• INSTRUCTION:
Locate every line below that contains the word "Currency" and copy it.

Start

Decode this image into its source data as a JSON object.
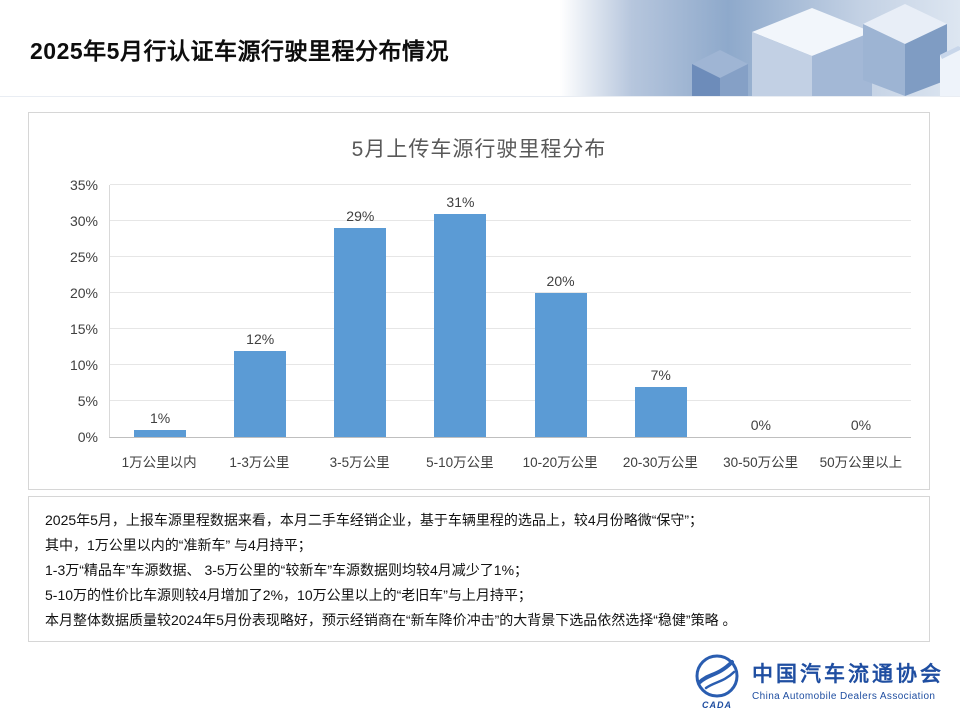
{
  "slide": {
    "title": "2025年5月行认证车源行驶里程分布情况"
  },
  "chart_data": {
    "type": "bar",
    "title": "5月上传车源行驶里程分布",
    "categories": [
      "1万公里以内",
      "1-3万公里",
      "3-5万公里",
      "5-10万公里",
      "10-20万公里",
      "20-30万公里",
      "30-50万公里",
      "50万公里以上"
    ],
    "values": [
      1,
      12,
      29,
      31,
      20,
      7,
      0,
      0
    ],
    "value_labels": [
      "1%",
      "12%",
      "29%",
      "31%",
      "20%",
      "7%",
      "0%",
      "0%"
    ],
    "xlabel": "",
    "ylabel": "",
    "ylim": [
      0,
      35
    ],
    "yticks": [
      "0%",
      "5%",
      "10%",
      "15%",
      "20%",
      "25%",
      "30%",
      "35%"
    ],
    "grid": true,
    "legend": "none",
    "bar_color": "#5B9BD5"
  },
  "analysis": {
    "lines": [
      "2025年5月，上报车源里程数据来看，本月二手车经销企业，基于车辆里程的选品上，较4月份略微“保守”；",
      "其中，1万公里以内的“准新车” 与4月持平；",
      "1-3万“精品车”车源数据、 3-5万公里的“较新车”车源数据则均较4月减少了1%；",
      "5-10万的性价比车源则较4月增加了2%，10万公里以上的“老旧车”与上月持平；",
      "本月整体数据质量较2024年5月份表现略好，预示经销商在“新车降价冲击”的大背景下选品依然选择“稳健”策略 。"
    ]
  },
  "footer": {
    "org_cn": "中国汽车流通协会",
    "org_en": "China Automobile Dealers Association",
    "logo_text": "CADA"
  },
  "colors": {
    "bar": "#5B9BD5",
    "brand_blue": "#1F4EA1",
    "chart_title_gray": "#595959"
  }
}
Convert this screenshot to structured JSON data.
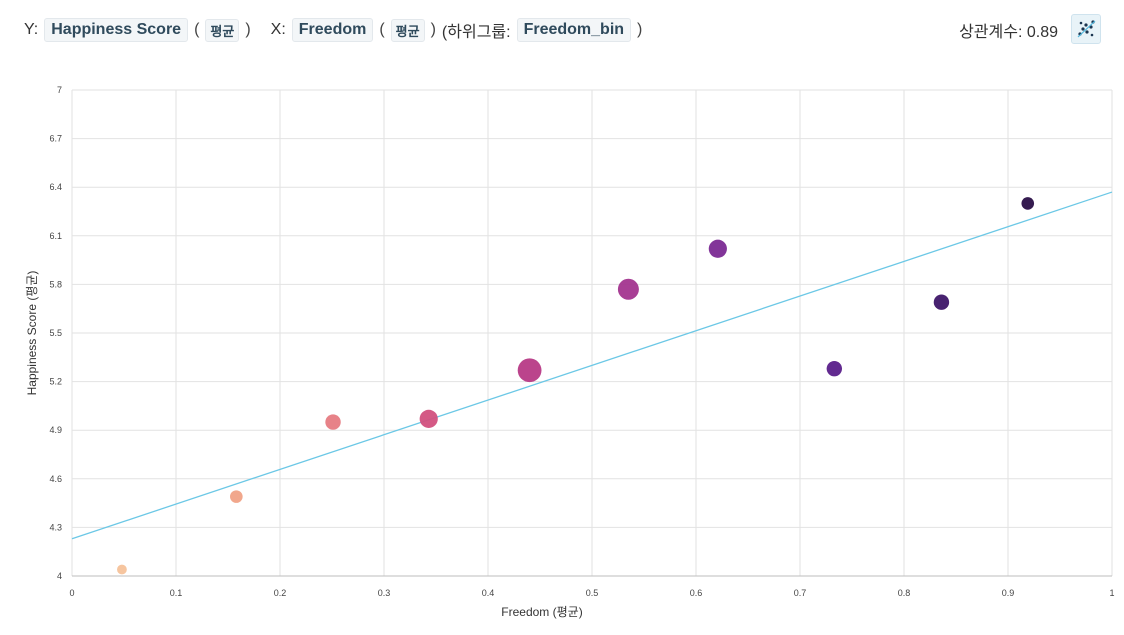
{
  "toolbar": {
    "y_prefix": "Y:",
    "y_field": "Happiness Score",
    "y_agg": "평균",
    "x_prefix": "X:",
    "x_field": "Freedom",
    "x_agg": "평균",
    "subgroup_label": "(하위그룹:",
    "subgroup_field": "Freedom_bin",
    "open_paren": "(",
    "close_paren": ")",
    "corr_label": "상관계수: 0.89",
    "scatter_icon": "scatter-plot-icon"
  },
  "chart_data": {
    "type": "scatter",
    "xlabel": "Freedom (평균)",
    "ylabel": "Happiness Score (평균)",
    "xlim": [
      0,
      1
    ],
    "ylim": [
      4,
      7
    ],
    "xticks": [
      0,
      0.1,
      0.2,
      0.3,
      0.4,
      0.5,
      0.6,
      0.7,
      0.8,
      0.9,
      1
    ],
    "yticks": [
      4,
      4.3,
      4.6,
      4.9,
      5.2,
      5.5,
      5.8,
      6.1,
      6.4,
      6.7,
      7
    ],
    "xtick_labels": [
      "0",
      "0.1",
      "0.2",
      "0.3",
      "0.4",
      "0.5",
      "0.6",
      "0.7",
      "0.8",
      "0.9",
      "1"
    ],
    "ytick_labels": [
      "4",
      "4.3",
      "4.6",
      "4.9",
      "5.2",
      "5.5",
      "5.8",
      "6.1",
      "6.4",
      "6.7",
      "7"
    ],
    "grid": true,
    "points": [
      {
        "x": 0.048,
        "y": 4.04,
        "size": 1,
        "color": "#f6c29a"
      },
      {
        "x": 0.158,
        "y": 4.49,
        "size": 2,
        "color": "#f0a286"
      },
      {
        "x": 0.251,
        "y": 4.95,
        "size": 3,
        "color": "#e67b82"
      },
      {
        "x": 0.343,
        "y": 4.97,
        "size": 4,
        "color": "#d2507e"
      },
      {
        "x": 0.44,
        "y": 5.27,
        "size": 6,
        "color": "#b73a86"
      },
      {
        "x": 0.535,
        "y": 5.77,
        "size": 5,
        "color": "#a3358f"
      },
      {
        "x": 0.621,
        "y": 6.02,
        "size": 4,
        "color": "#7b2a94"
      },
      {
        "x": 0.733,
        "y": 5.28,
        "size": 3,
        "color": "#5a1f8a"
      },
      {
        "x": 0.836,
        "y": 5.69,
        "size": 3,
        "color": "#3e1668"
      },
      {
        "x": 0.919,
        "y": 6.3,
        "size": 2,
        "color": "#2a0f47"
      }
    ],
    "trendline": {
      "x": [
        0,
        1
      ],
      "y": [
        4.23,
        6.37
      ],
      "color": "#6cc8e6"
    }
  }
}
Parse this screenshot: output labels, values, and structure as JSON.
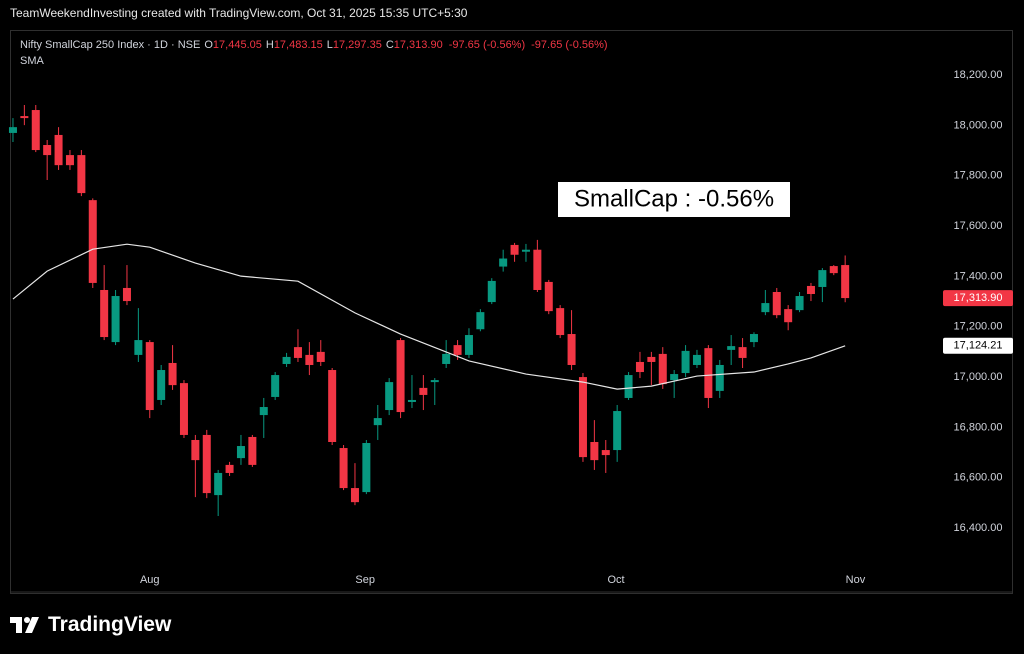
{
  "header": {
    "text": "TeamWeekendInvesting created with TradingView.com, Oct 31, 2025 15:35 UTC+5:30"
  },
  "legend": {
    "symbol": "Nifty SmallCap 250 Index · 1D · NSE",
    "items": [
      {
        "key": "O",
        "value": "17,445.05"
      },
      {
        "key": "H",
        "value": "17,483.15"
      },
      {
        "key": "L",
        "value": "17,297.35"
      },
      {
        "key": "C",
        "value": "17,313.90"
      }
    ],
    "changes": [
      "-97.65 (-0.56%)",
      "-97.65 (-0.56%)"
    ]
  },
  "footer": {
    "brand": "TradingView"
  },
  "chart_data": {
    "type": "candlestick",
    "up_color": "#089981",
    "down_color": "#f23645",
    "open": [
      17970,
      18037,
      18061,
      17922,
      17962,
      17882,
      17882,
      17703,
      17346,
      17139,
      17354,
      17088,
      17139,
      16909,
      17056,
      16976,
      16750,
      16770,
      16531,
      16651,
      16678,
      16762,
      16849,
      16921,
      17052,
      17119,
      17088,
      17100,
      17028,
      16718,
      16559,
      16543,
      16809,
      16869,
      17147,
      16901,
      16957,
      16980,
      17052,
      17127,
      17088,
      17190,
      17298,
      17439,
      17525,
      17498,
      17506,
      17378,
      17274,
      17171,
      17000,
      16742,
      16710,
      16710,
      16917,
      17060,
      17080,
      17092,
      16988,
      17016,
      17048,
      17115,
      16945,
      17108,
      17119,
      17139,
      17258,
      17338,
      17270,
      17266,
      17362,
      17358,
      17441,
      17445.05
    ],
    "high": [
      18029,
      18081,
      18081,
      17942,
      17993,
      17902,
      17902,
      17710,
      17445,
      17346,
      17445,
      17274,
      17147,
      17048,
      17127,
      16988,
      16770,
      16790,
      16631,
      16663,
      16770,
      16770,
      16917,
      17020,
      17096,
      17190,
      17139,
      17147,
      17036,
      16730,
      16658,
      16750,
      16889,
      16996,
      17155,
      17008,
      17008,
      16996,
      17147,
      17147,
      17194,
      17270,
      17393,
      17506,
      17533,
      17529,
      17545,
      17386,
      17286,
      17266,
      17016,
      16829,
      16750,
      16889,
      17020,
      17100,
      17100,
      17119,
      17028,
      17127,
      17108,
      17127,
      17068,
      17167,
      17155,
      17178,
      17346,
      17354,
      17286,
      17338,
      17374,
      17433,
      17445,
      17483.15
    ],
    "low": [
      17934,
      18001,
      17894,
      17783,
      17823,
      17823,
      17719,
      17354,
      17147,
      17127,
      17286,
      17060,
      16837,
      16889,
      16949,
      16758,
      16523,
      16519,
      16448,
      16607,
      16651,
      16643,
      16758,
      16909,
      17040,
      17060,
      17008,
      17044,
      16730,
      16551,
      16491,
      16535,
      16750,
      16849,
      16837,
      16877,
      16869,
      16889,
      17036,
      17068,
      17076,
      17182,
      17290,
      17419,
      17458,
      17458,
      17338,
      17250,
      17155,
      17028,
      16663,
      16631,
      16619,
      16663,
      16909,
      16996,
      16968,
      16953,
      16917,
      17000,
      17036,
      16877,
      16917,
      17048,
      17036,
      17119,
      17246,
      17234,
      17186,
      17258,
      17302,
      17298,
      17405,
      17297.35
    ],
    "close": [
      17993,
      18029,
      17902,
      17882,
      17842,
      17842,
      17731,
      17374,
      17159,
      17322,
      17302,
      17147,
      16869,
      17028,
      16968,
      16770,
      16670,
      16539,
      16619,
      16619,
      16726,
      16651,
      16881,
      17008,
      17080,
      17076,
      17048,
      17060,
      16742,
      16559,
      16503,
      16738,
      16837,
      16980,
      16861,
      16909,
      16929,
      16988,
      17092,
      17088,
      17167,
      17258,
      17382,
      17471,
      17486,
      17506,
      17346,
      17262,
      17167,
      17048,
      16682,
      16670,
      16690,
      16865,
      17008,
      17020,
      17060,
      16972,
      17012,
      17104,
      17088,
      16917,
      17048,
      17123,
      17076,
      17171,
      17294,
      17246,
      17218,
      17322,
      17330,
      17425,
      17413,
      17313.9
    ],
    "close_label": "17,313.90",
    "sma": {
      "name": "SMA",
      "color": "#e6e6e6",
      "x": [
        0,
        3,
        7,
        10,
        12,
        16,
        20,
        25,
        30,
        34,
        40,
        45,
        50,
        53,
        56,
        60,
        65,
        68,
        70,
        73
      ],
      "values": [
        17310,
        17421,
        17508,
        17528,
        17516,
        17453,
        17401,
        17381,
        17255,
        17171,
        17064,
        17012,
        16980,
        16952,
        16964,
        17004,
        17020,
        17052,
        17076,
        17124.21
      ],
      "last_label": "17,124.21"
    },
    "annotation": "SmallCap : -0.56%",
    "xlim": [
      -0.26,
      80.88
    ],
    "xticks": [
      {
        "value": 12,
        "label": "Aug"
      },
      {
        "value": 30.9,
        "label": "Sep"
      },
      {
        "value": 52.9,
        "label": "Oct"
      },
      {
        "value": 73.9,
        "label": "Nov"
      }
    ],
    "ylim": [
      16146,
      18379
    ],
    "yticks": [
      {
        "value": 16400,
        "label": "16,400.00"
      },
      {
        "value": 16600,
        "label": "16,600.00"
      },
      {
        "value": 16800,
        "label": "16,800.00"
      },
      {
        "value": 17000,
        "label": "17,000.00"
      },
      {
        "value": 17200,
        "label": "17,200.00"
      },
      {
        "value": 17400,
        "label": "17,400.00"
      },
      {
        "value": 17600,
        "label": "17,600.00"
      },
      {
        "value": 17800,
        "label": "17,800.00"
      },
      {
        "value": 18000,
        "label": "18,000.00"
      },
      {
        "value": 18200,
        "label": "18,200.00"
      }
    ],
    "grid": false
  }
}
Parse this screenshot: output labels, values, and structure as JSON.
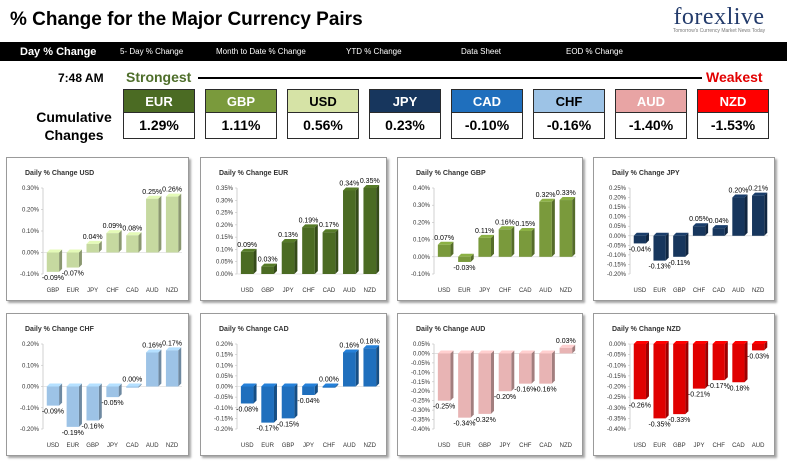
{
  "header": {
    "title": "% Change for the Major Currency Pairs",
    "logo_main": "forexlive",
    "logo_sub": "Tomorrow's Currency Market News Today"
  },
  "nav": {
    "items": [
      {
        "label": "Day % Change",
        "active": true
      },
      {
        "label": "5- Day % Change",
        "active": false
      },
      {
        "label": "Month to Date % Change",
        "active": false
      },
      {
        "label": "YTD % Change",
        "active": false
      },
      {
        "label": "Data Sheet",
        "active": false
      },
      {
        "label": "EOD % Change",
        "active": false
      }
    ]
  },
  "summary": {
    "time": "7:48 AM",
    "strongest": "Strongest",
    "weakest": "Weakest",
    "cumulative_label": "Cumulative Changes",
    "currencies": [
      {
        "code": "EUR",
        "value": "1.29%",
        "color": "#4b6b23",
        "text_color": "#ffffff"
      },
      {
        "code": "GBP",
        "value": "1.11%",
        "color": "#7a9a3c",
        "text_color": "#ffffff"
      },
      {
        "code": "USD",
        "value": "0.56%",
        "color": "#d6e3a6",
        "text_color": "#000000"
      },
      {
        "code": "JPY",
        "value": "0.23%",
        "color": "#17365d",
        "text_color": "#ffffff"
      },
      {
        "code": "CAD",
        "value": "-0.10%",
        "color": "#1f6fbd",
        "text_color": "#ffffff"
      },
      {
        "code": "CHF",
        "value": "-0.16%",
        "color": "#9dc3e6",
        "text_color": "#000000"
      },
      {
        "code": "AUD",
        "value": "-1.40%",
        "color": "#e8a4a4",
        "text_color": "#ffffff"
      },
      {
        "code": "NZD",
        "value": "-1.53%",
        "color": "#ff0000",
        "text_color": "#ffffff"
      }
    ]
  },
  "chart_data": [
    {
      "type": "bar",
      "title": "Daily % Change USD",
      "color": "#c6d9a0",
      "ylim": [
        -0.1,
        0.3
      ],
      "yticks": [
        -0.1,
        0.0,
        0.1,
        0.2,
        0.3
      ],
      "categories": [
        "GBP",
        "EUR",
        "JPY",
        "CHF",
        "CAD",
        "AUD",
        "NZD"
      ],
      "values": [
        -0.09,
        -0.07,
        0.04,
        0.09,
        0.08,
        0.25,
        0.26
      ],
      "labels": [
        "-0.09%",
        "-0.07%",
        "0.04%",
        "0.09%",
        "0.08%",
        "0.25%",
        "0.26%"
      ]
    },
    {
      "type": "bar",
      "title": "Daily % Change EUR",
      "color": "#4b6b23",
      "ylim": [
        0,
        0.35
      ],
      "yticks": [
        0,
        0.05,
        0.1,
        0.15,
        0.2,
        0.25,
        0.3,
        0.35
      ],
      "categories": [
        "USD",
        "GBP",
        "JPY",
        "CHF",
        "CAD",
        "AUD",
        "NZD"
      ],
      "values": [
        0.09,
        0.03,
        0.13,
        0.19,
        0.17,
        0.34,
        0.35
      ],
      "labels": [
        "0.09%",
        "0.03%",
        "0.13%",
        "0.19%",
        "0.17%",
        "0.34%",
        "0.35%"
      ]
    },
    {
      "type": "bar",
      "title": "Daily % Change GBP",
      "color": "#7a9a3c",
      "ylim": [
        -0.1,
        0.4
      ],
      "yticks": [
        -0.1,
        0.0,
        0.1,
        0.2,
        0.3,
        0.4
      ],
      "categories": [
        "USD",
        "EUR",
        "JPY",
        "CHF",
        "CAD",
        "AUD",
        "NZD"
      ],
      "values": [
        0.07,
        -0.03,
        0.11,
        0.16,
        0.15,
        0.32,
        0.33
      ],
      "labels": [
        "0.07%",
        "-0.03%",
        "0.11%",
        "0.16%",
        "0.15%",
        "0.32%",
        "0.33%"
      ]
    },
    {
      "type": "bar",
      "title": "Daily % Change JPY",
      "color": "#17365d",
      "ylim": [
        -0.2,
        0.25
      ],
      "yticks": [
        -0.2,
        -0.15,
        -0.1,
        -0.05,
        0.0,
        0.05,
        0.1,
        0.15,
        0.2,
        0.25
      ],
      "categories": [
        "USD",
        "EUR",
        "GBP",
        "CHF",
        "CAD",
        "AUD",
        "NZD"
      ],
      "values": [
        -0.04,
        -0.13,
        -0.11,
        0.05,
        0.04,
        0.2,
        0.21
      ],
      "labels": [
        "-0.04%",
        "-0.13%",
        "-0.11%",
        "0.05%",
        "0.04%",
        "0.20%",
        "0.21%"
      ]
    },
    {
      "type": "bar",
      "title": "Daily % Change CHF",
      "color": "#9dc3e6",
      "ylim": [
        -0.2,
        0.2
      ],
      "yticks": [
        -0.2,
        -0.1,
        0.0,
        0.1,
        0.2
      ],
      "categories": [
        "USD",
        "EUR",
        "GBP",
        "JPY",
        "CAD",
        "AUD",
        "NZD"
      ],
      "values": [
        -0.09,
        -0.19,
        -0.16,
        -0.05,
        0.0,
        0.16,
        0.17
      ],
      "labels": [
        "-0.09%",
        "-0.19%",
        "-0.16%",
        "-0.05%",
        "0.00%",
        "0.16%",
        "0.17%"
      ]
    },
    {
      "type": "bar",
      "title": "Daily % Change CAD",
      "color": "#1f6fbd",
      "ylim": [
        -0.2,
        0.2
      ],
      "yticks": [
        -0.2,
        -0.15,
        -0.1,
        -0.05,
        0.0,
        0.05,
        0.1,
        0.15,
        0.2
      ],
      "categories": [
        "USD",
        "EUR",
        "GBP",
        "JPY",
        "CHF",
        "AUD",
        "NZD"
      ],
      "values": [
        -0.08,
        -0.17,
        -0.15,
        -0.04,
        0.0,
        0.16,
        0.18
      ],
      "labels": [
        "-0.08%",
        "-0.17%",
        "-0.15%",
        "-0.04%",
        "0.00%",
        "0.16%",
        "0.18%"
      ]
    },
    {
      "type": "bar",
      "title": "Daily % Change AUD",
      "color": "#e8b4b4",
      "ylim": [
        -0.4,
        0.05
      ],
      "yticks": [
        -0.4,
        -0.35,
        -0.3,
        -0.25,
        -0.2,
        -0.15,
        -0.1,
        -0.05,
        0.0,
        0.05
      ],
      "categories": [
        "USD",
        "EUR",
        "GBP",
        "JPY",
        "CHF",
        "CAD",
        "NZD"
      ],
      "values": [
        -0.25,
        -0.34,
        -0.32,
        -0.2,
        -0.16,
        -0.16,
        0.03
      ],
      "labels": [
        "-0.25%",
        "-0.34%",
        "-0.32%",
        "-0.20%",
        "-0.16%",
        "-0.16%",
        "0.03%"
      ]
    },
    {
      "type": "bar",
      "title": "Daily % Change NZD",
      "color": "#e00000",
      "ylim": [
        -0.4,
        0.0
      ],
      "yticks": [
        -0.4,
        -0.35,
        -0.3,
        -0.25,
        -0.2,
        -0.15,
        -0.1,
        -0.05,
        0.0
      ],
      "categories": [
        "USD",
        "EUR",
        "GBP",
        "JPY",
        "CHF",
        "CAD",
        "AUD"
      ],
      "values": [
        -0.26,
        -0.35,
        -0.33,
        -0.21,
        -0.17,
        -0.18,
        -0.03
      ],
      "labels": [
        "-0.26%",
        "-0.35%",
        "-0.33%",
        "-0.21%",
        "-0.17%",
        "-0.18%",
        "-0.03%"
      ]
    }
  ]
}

End

• EXERCISE RESPONSE:
    "title": "% Change for the Major Currency Pairs",
    "logo_sub": "Tomorrow's Currency Market News Today"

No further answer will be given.